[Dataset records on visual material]
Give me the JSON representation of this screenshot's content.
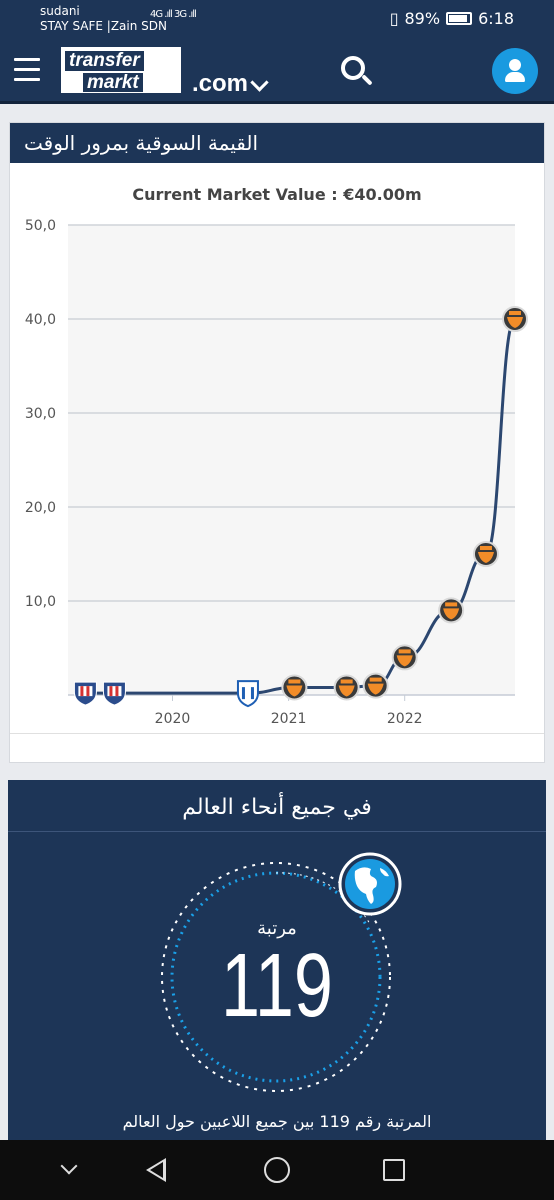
{
  "status_bar": {
    "carrier1": "sudani",
    "carrier2": "STAY SAFE |Zain SDN",
    "signal": "4G .ıll 3G .ıll",
    "battery": "89%",
    "time": "6:18"
  },
  "header": {
    "logo_line1": "transfer",
    "logo_line2": "markt",
    "domain_suffix": ".com",
    "icons": [
      "menu-icon",
      "chevron-down-icon",
      "search-icon",
      "user-icon"
    ]
  },
  "market_value": {
    "title": "القيمة السوقية بمرور الوقت",
    "subtitle": "Current Market Value : €40.00m"
  },
  "chart_data": {
    "type": "line",
    "title": "Current Market Value : €40.00m",
    "x_ticks": [
      "2020",
      "2021",
      "2022"
    ],
    "y_ticks": [
      "50,0",
      "40,0",
      "30,0",
      "20,0",
      "10,0"
    ],
    "ylim": [
      0,
      50
    ],
    "xlim": [
      2019.1,
      2022.95
    ],
    "grid": true,
    "series": [
      {
        "x": [
          2019.25,
          2019.5,
          2020.65,
          2021.05,
          2021.5,
          2021.75,
          2022.0,
          2022.4,
          2022.7,
          2022.95
        ],
        "y": [
          0.2,
          0.2,
          0.2,
          0.8,
          0.8,
          1.0,
          4.0,
          9.0,
          15.0,
          40.0
        ],
        "club": [
          "club-a",
          "club-a",
          "club-b",
          "club-c",
          "club-c",
          "club-c",
          "club-c",
          "club-c",
          "club-c",
          "club-c"
        ]
      }
    ],
    "colors": {
      "line": "#2c4770",
      "grid": "#cfd3d8",
      "plot_bg": "#f6f6f6"
    }
  },
  "worldwide": {
    "title": "في جميع أنحاء العالم",
    "rank_label": "مرتبة",
    "rank_value": "119",
    "caption": "المرتبة رقم 119 بين جميع اللاعبين حول العالم",
    "globe_icon": "globe-icon"
  },
  "nav_bar": {
    "icons": [
      "chevron-down-icon",
      "back-icon",
      "home-icon",
      "recent-apps-icon"
    ]
  }
}
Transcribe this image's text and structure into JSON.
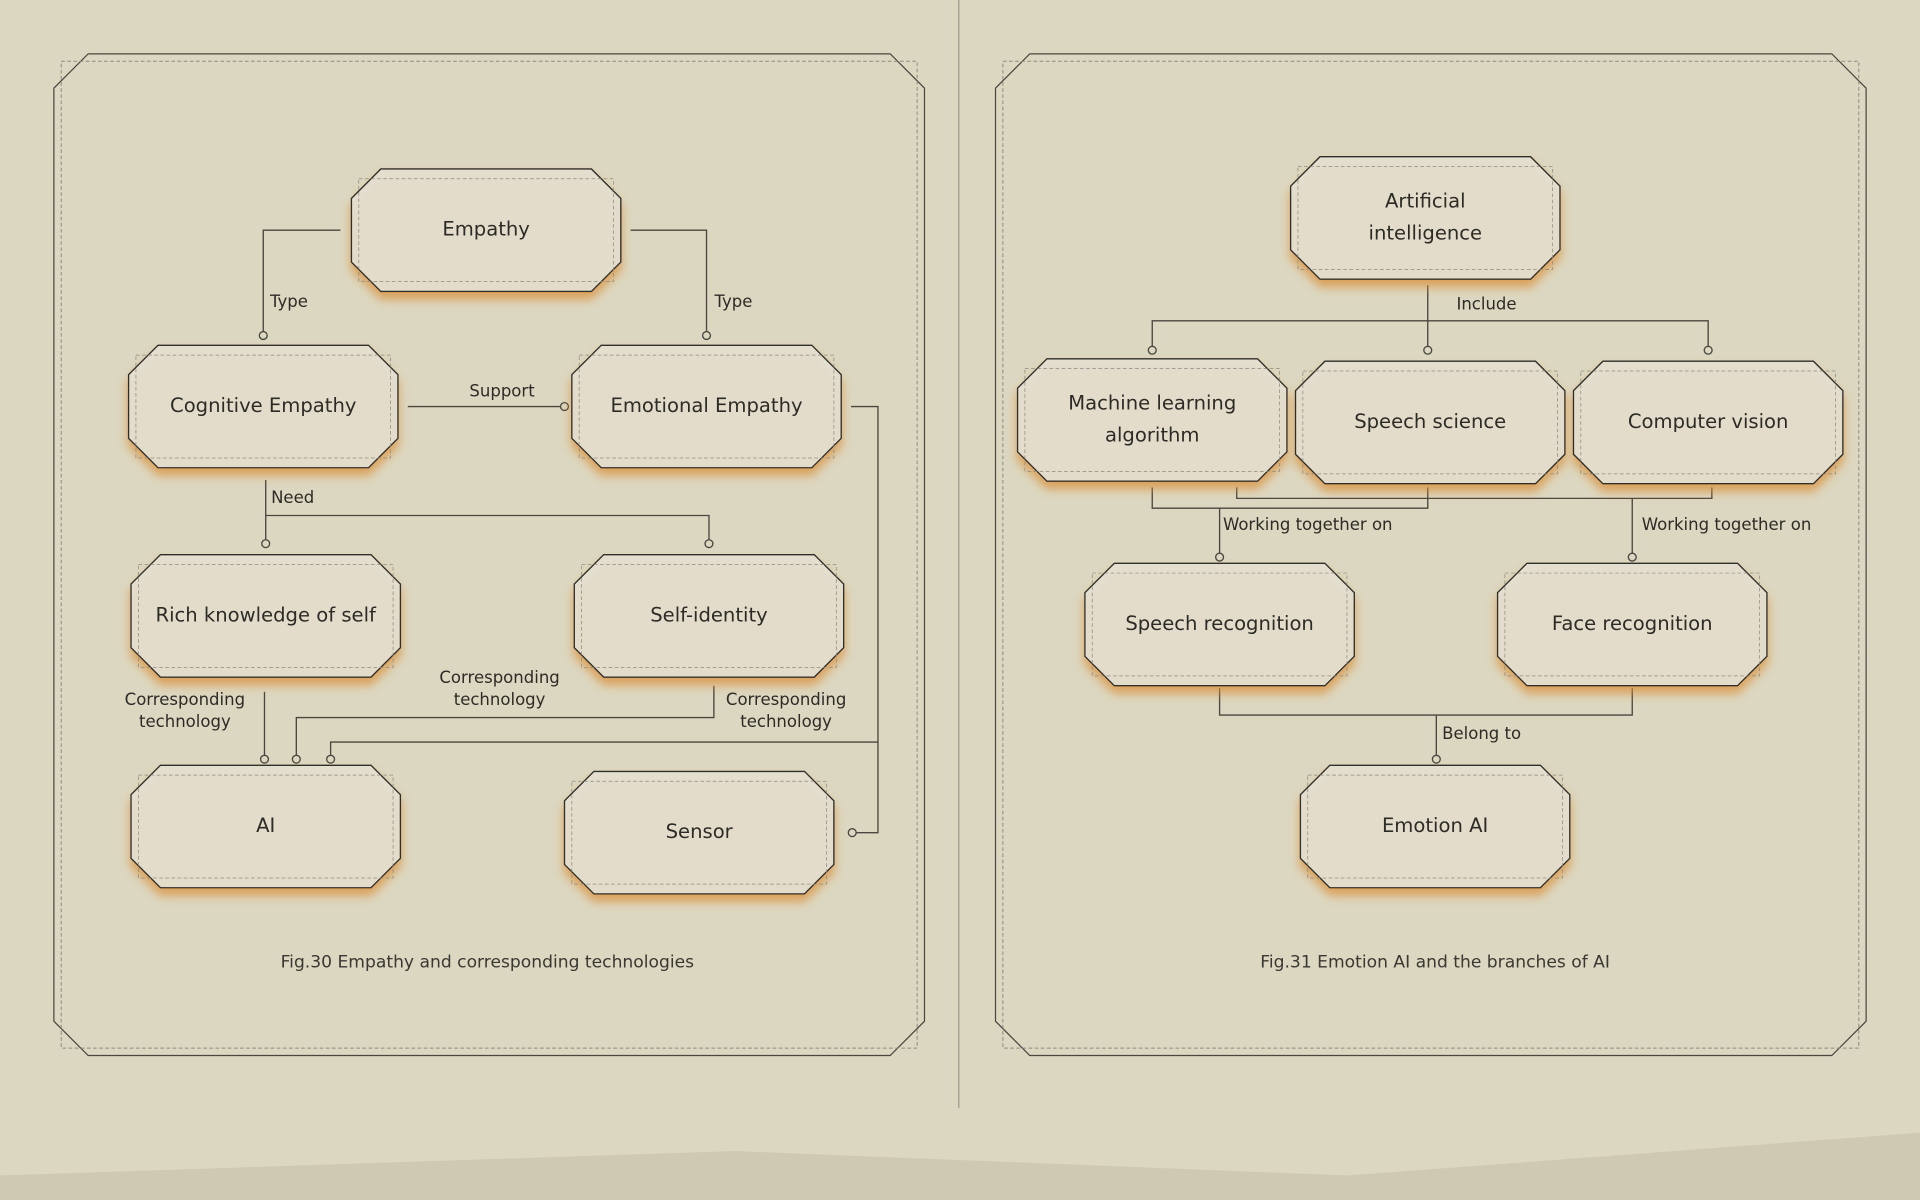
{
  "figures": [
    {
      "caption": "Fig.30 Empathy and corresponding technologies",
      "nodes": [
        {
          "label": [
            "Empathy"
          ]
        },
        {
          "label": [
            "Cognitive Empathy"
          ]
        },
        {
          "label": [
            "Emotional Empathy"
          ]
        },
        {
          "label": [
            "Rich knowledge of self"
          ]
        },
        {
          "label": [
            "Self-identity"
          ]
        },
        {
          "label": [
            "AI"
          ]
        },
        {
          "label": [
            "Sensor"
          ]
        }
      ],
      "edge_labels": [
        {
          "label": [
            "Type"
          ]
        },
        {
          "label": [
            "Type"
          ]
        },
        {
          "label": [
            "Support"
          ]
        },
        {
          "label": [
            "Need"
          ]
        },
        {
          "label": [
            "Corresponding",
            "technology"
          ]
        },
        {
          "label": [
            "Corresponding",
            "technology"
          ]
        },
        {
          "label": [
            "Corresponding",
            "technology"
          ]
        }
      ]
    },
    {
      "caption": "Fig.31 Emotion AI and the branches of AI",
      "nodes": [
        {
          "label": [
            "Artificial",
            "intelligence"
          ]
        },
        {
          "label": [
            "Machine learning",
            "algorithm"
          ]
        },
        {
          "label": [
            "Speech science"
          ]
        },
        {
          "label": [
            "Computer vision"
          ]
        },
        {
          "label": [
            "Speech recognition"
          ]
        },
        {
          "label": [
            "Face recognition"
          ]
        },
        {
          "label": [
            "Emotion AI"
          ]
        }
      ],
      "edge_labels": [
        {
          "label": [
            "Include"
          ]
        },
        {
          "label": [
            "Working together on"
          ]
        },
        {
          "label": [
            "Working together on"
          ]
        },
        {
          "label": [
            "Belong to"
          ]
        }
      ]
    }
  ]
}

» **Aim**
Copy the material above in full and exactly, skipping pictures.

» **Response to this task**
Give me the JSON representation of this screenshot's content.
{
  "status_bar": {
    "carrier1": "sudani",
    "carrier2": "STAY SAFE |Zain SDN",
    "signal": "4G .ıll 3G .ıll",
    "battery": "89%",
    "time": "6:18"
  },
  "header": {
    "logo_line1": "transfer",
    "logo_line2": "markt",
    "domain_suffix": ".com",
    "icons": [
      "menu-icon",
      "chevron-down-icon",
      "search-icon",
      "user-icon"
    ]
  },
  "market_value": {
    "title": "القيمة السوقية بمرور الوقت",
    "subtitle": "Current Market Value : €40.00m"
  },
  "chart_data": {
    "type": "line",
    "title": "Current Market Value : €40.00m",
    "x_ticks": [
      "2020",
      "2021",
      "2022"
    ],
    "y_ticks": [
      "50,0",
      "40,0",
      "30,0",
      "20,0",
      "10,0"
    ],
    "ylim": [
      0,
      50
    ],
    "xlim": [
      2019.1,
      2022.95
    ],
    "grid": true,
    "series": [
      {
        "x": [
          2019.25,
          2019.5,
          2020.65,
          2021.05,
          2021.5,
          2021.75,
          2022.0,
          2022.4,
          2022.7,
          2022.95
        ],
        "y": [
          0.2,
          0.2,
          0.2,
          0.8,
          0.8,
          1.0,
          4.0,
          9.0,
          15.0,
          40.0
        ],
        "club": [
          "club-a",
          "club-a",
          "club-b",
          "club-c",
          "club-c",
          "club-c",
          "club-c",
          "club-c",
          "club-c",
          "club-c"
        ]
      }
    ],
    "colors": {
      "line": "#2c4770",
      "grid": "#cfd3d8",
      "plot_bg": "#f6f6f6"
    }
  },
  "worldwide": {
    "title": "في جميع أنحاء العالم",
    "rank_label": "مرتبة",
    "rank_value": "119",
    "caption": "المرتبة رقم 119 بين جميع اللاعبين حول العالم",
    "globe_icon": "globe-icon"
  },
  "nav_bar": {
    "icons": [
      "chevron-down-icon",
      "back-icon",
      "home-icon",
      "recent-apps-icon"
    ]
  }
}
Transcribe this image's text and structure into JSON.
{
  "figures": [
    {
      "caption": "Fig.30 Empathy and corresponding technologies",
      "nodes": [
        {
          "label": [
            "Empathy"
          ]
        },
        {
          "label": [
            "Cognitive Empathy"
          ]
        },
        {
          "label": [
            "Emotional Empathy"
          ]
        },
        {
          "label": [
            "Rich knowledge of self"
          ]
        },
        {
          "label": [
            "Self-identity"
          ]
        },
        {
          "label": [
            "AI"
          ]
        },
        {
          "label": [
            "Sensor"
          ]
        }
      ],
      "edge_labels": [
        {
          "label": [
            "Type"
          ]
        },
        {
          "label": [
            "Type"
          ]
        },
        {
          "label": [
            "Support"
          ]
        },
        {
          "label": [
            "Need"
          ]
        },
        {
          "label": [
            "Corresponding",
            "technology"
          ]
        },
        {
          "label": [
            "Corresponding",
            "technology"
          ]
        },
        {
          "label": [
            "Corresponding",
            "technology"
          ]
        }
      ]
    },
    {
      "caption": "Fig.31 Emotion AI and the branches of AI",
      "nodes": [
        {
          "label": [
            "Artificial",
            "intelligence"
          ]
        },
        {
          "label": [
            "Machine learning",
            "algorithm"
          ]
        },
        {
          "label": [
            "Speech science"
          ]
        },
        {
          "label": [
            "Computer vision"
          ]
        },
        {
          "label": [
            "Speech recognition"
          ]
        },
        {
          "label": [
            "Face recognition"
          ]
        },
        {
          "label": [
            "Emotion AI"
          ]
        }
      ],
      "edge_labels": [
        {
          "label": [
            "Include"
          ]
        },
        {
          "label": [
            "Working together on"
          ]
        },
        {
          "label": [
            "Working together on"
          ]
        },
        {
          "label": [
            "Belong to"
          ]
        }
      ]
    }
  ]
}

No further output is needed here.